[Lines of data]
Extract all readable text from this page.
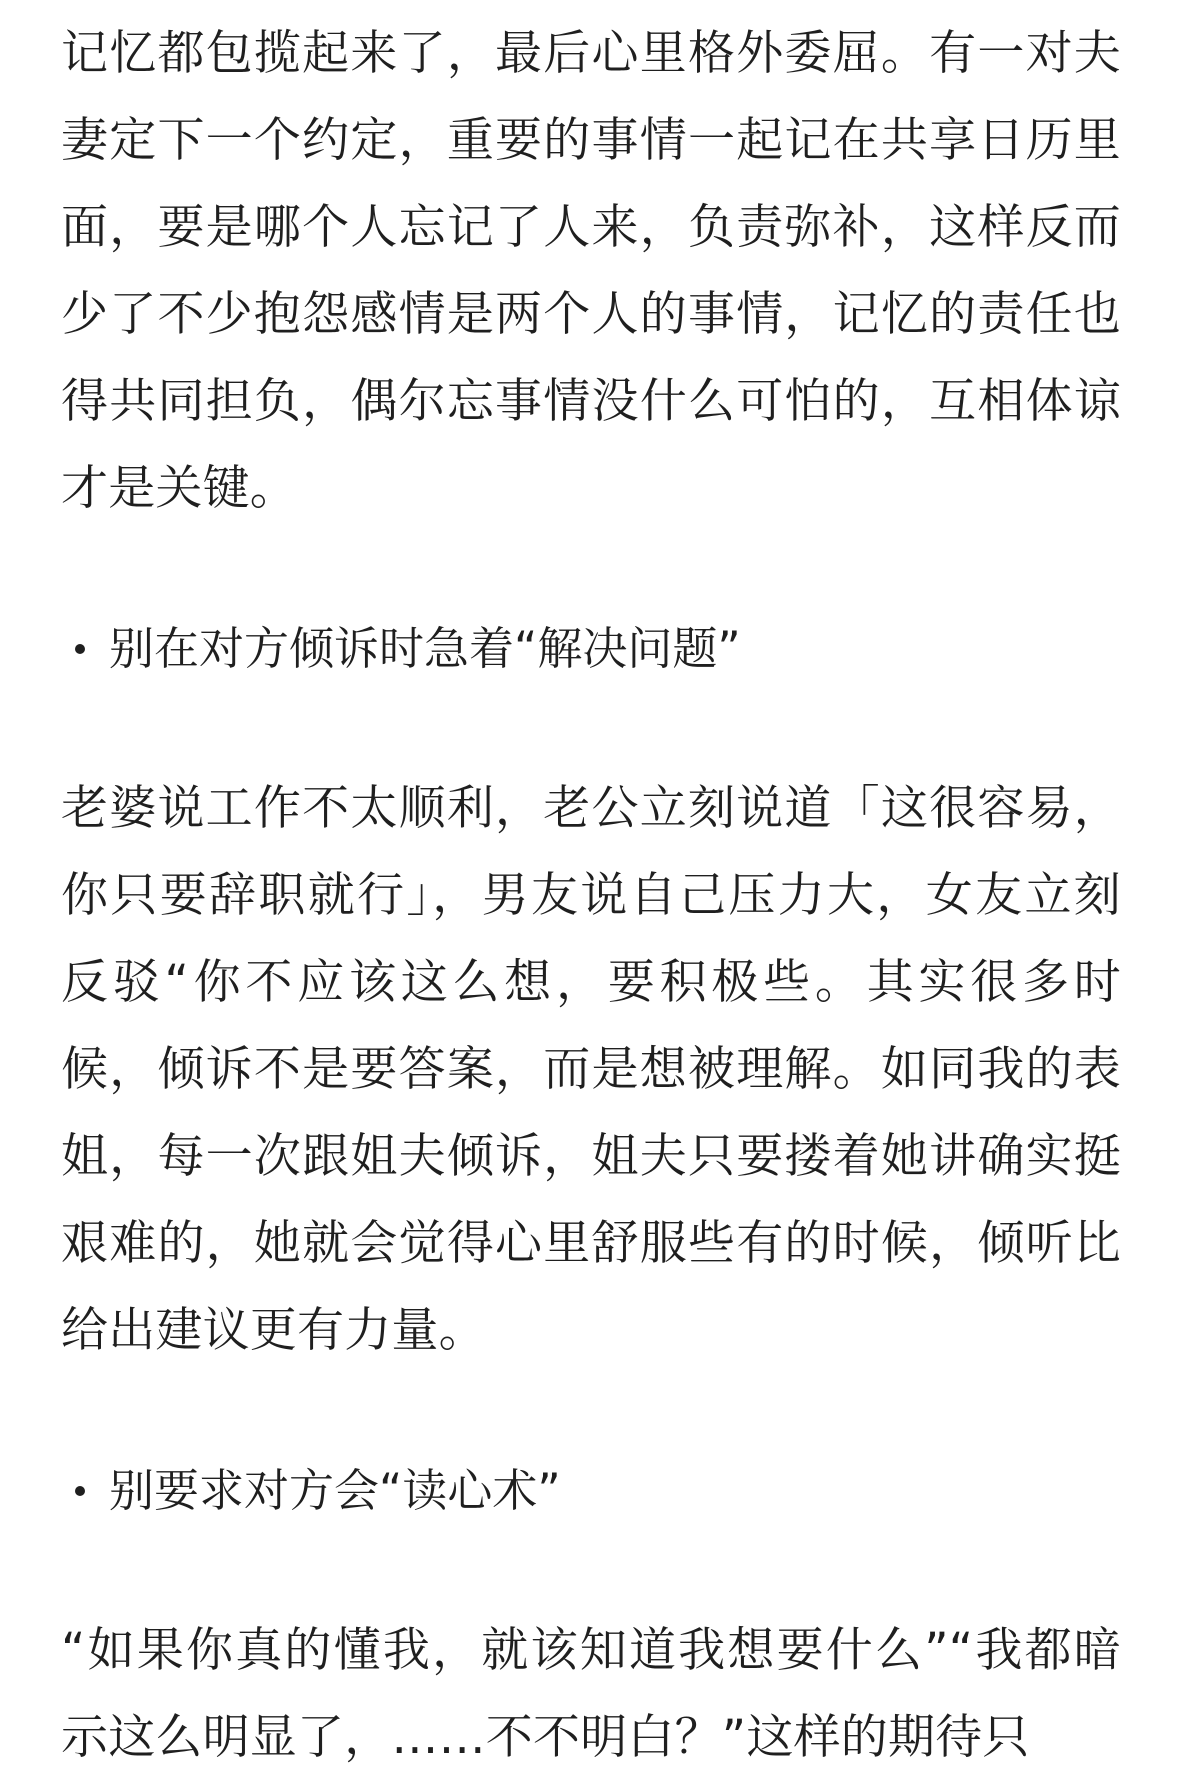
记忆都包揽起来了，最后心里格外委屈。有一对夫妻定下一个约定，重要的事情一起记在共享日历里面，要是哪个人忘记了人来，负责弥补，这样反而少了不少抱怨感情是两个人的事情，记忆的责任也得共同担负，偶尔忘事情没什么可怕的，互相体谅才是关键。

别在对方倾诉时急着“解决问题”

老婆说工作不太顺利，老公立刻说道「这很容易，你只要辞职就行」，男友说自己压力大，女友立刻反驳“你不应该这么想，要积极些。其实很多时候，倾诉不是要答案，而是想被理解。如同我的表姐，每一次跟姐夫倾诉，姐夫只要搂着她讲确实挺艰难的，她就会觉得心里舒服些有的时候，倾听比给出建议更有力量。

别要求对方会“读心术”

“如果你真的懂我，就该知道我想要什么”“我都暗示这么明显了，……不不明白？”这样的期待只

→ **Direction**
Without the pictures, return all the records precisely as they stand.

→ **Reply to the task**
Extract all readable text from this page.
记忆都包揽起来了，最后心里格外委屈。有一对夫妻定下一个约定，重要的事情一起记在共享日历里面，要是哪个人忘记了人来，负责弥补，这样反而少了不少抱怨感情是两个人的事情，记忆的责任也得共同担负，偶尔忘事情没什么可怕的，互相体谅才是关键。

别在对方倾诉时急着“解决问题”

老婆说工作不太顺利，老公立刻说道「这很容易，你只要辞职就行」，男友说自己压力大，女友立刻反驳“你不应该这么想，要积极些。其实很多时候，倾诉不是要答案，而是想被理解。如同我的表姐，每一次跟姐夫倾诉，姐夫只要搂着她讲确实挺艰难的，她就会觉得心里舒服些有的时候，倾听比给出建议更有力量。

别要求对方会“读心术”

“如果你真的懂我，就该知道我想要什么”“我都暗示这么明显了，……不不明白？”这样的期待只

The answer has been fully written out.